◆ **REQUIRED TASK**: Can you pull every line out of the material below and copy each one unchanged, character for character?

start EXCERPTED RECORDS

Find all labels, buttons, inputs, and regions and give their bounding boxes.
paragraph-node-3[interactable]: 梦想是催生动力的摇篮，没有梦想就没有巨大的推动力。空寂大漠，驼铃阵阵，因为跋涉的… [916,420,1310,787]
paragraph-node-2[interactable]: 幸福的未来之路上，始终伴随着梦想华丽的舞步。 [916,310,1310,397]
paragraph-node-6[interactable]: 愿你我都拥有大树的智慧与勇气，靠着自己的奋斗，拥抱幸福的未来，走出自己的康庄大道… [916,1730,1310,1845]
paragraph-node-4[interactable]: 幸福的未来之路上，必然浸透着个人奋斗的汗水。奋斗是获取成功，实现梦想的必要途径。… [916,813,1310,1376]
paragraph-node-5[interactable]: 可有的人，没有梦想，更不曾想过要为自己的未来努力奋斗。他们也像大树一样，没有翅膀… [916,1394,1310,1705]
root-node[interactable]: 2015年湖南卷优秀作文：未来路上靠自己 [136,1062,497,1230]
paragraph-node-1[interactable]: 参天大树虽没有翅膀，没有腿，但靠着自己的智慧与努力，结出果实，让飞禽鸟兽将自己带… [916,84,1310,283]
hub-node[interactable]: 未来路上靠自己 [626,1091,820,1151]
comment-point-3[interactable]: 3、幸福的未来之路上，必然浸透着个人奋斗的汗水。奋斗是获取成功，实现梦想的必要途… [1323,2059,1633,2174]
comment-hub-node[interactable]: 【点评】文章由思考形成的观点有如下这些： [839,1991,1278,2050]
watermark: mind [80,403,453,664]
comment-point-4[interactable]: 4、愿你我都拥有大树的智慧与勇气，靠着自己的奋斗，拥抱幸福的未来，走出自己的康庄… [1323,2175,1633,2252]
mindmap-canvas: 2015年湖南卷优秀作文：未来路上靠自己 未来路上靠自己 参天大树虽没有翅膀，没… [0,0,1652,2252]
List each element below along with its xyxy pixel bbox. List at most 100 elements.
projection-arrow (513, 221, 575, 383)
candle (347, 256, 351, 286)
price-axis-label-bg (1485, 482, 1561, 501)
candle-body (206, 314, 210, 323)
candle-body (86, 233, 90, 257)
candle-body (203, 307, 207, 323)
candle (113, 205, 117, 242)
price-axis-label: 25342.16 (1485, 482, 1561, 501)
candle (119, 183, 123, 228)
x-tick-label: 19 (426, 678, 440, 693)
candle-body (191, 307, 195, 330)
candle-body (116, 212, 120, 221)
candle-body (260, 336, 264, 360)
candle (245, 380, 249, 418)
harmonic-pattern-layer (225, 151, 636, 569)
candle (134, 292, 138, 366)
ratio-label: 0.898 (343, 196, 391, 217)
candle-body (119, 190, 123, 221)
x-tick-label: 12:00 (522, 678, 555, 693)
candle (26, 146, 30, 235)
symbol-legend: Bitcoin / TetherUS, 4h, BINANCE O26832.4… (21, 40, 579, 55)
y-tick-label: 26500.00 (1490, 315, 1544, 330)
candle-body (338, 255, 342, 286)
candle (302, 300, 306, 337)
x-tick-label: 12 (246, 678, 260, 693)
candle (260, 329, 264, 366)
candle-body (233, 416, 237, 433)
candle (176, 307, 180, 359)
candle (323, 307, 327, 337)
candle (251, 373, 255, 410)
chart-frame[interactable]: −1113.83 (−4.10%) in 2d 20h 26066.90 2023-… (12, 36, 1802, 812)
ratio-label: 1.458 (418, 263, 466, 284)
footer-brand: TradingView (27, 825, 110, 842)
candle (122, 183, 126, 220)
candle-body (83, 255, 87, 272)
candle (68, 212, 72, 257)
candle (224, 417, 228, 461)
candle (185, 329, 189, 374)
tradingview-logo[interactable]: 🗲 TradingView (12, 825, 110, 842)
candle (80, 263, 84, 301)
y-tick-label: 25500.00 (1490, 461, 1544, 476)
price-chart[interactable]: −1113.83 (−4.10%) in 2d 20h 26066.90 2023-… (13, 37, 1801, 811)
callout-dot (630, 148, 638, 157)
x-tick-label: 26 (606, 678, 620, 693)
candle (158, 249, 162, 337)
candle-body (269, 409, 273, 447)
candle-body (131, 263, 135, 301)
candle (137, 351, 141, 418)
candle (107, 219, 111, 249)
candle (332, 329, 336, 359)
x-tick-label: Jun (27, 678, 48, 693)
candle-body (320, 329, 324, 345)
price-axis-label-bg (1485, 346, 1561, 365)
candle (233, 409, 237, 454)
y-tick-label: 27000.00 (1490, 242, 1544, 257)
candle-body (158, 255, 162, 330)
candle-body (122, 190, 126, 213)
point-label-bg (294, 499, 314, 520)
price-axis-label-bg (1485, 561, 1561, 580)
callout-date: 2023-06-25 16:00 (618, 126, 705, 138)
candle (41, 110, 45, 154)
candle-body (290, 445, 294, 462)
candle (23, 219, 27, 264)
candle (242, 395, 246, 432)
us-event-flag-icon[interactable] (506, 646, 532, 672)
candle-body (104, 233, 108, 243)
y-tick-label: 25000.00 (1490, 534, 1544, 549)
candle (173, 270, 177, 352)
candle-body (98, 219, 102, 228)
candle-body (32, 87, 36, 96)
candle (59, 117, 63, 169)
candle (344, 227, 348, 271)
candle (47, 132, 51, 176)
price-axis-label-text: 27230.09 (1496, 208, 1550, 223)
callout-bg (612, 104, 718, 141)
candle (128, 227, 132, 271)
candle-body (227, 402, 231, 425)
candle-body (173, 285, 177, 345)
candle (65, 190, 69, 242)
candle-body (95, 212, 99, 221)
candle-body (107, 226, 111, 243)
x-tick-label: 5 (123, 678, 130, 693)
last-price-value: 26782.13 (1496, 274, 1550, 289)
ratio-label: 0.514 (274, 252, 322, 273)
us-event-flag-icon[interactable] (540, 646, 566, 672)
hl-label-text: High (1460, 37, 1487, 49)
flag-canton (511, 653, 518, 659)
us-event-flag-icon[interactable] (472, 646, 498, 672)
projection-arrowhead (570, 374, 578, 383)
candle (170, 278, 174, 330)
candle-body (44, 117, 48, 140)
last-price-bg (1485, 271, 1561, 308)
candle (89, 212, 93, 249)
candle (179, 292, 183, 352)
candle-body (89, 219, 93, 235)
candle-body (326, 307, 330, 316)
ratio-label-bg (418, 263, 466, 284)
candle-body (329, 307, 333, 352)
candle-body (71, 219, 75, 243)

end EXCERPTED RECORDS

◆ **SOLUTION BELOW**:
Find all labels, buttons, inputs, and regions and give their bounding boxes.
paragraph-node-3[interactable]: 梦想是催生动力的摇篮，没有梦想就没有巨大的推动力。空寂大漠，驼铃阵阵，因为跋涉的… [916,420,1310,787]
paragraph-node-2[interactable]: 幸福的未来之路上，始终伴随着梦想华丽的舞步。 [916,310,1310,397]
paragraph-node-6[interactable]: 愿你我都拥有大树的智慧与勇气，靠着自己的奋斗，拥抱幸福的未来，走出自己的康庄大道… [916,1730,1310,1845]
paragraph-node-4[interactable]: 幸福的未来之路上，必然浸透着个人奋斗的汗水。奋斗是获取成功，实现梦想的必要途径。… [916,813,1310,1376]
paragraph-node-5[interactable]: 可有的人，没有梦想，更不曾想过要为自己的未来努力奋斗。他们也像大树一样，没有翅膀… [916,1394,1310,1705]
root-node[interactable]: 2015年湖南卷优秀作文：未来路上靠自己 [136,1062,497,1230]
paragraph-node-1[interactable]: 参天大树虽没有翅膀，没有腿，但靠着自己的智慧与努力，结出果实，让飞禽鸟兽将自己带… [916,84,1310,283]
hub-node[interactable]: 未来路上靠自己 [626,1091,820,1151]
comment-point-3[interactable]: 3、幸福的未来之路上，必然浸透着个人奋斗的汗水。奋斗是获取成功，实现梦想的必要途… [1323,2059,1633,2174]
comment-hub-node[interactable]: 【点评】文章由思考形成的观点有如下这些： [839,1991,1278,2050]
watermark: mind [80,403,453,664]
comment-point-4[interactable]: 4、愿你我都拥有大树的智慧与勇气，靠着自己的奋斗，拥抱幸福的未来，走出自己的康庄… [1323,2175,1633,2252]
mindmap-canvas: 2015年湖南卷优秀作文：未来路上靠自己 未来路上靠自己 参天大树虽没有翅膀，没… [0,0,1652,2252]
List each element below along with its xyxy pixel bbox. List at most 100 elements.
projection-arrow (513, 221, 575, 383)
candle (347, 256, 351, 286)
price-axis-label-bg (1485, 482, 1561, 501)
candle-body (206, 314, 210, 323)
candle-body (86, 233, 90, 257)
candle-body (203, 307, 207, 323)
candle (113, 205, 117, 242)
price-axis-label: 25342.16 (1485, 482, 1561, 501)
candle (119, 183, 123, 228)
x-tick-label: 19 (426, 678, 440, 693)
candle-body (191, 307, 195, 330)
candle-body (116, 212, 120, 221)
candle-body (260, 336, 264, 360)
candle (245, 380, 249, 418)
harmonic-pattern-layer (225, 151, 636, 569)
candle (134, 292, 138, 366)
ratio-label: 0.898 (343, 196, 391, 217)
candle-body (119, 190, 123, 221)
x-tick-label: 12:00 (522, 678, 555, 693)
candle (26, 146, 30, 235)
symbol-legend: Bitcoin / TetherUS, 4h, BINANCE O26832.4… (21, 40, 579, 55)
y-tick-label: 26500.00 (1490, 315, 1544, 330)
candle-body (338, 255, 342, 286)
candle (302, 300, 306, 337)
x-tick-label: 12 (246, 678, 260, 693)
candle (260, 329, 264, 366)
candle-body (233, 416, 237, 433)
candle (176, 307, 180, 359)
candle (323, 307, 327, 337)
candle (251, 373, 255, 410)
chart-frame[interactable]: −1113.83 (−4.10%) in 2d 20h 26066.90 2023-… (12, 36, 1802, 812)
ratio-label: 1.458 (418, 263, 466, 284)
footer-brand: TradingView (27, 825, 110, 842)
candle (122, 183, 126, 220)
candle-body (83, 255, 87, 272)
candle (68, 212, 72, 257)
candle (224, 417, 228, 461)
candle (185, 329, 189, 374)
tradingview-logo[interactable]: 🗲 TradingView (12, 825, 110, 842)
candle (80, 263, 84, 301)
y-tick-label: 25500.00 (1490, 461, 1544, 476)
price-chart[interactable]: −1113.83 (−4.10%) in 2d 20h 26066.90 2023-… (13, 37, 1801, 811)
callout-dot (630, 148, 638, 157)
x-tick-label: 26 (606, 678, 620, 693)
candle (158, 249, 162, 337)
candle-body (269, 409, 273, 447)
candle-body (131, 263, 135, 301)
candle (137, 351, 141, 418)
candle (107, 219, 111, 249)
candle (332, 329, 336, 359)
x-tick-label: Jun (27, 678, 48, 693)
candle-body (320, 329, 324, 345)
price-axis-label-bg (1485, 346, 1561, 365)
candle (233, 409, 237, 454)
y-tick-label: 27000.00 (1490, 242, 1544, 257)
candle-body (158, 255, 162, 330)
candle-body (122, 190, 126, 213)
point-label-bg (294, 499, 314, 520)
price-axis-label-bg (1485, 561, 1561, 580)
callout-date: 2023-06-25 16:00 (618, 126, 705, 138)
candle (41, 110, 45, 154)
candle-body (290, 445, 294, 462)
candle (23, 219, 27, 264)
candle (242, 395, 246, 432)
us-event-flag-icon[interactable] (506, 646, 532, 672)
candle-body (104, 233, 108, 243)
y-tick-label: 25000.00 (1490, 534, 1544, 549)
candle (173, 270, 177, 352)
candle-body (98, 219, 102, 228)
candle-body (32, 87, 36, 96)
candle (59, 117, 63, 169)
candle (344, 227, 348, 271)
candle (47, 132, 51, 176)
price-axis-label-text: 27230.09 (1496, 208, 1550, 223)
callout-bg (612, 104, 718, 141)
candle (128, 227, 132, 271)
candle-body (227, 402, 231, 425)
candle-body (173, 285, 177, 345)
candle (65, 190, 69, 242)
candle-body (95, 212, 99, 221)
candle-body (107, 226, 111, 243)
x-tick-label: 5 (123, 678, 130, 693)
last-price-value: 26782.13 (1496, 274, 1550, 289)
ratio-label: 0.514 (274, 252, 322, 273)
us-event-flag-icon[interactable] (540, 646, 566, 672)
hl-label-text: High (1460, 37, 1487, 49)
flag-canton (511, 653, 518, 659)
us-event-flag-icon[interactable] (472, 646, 498, 672)
projection-arrowhead (570, 374, 578, 383)
candle (170, 278, 174, 330)
candle-body (44, 117, 48, 140)
last-price-bg (1485, 271, 1561, 308)
candle (89, 212, 93, 249)
candle (179, 292, 183, 352)
candle-body (89, 219, 93, 235)
candle-body (326, 307, 330, 316)
ratio-label-bg (418, 263, 466, 284)
candle-body (329, 307, 333, 352)
candle-body (71, 219, 75, 243)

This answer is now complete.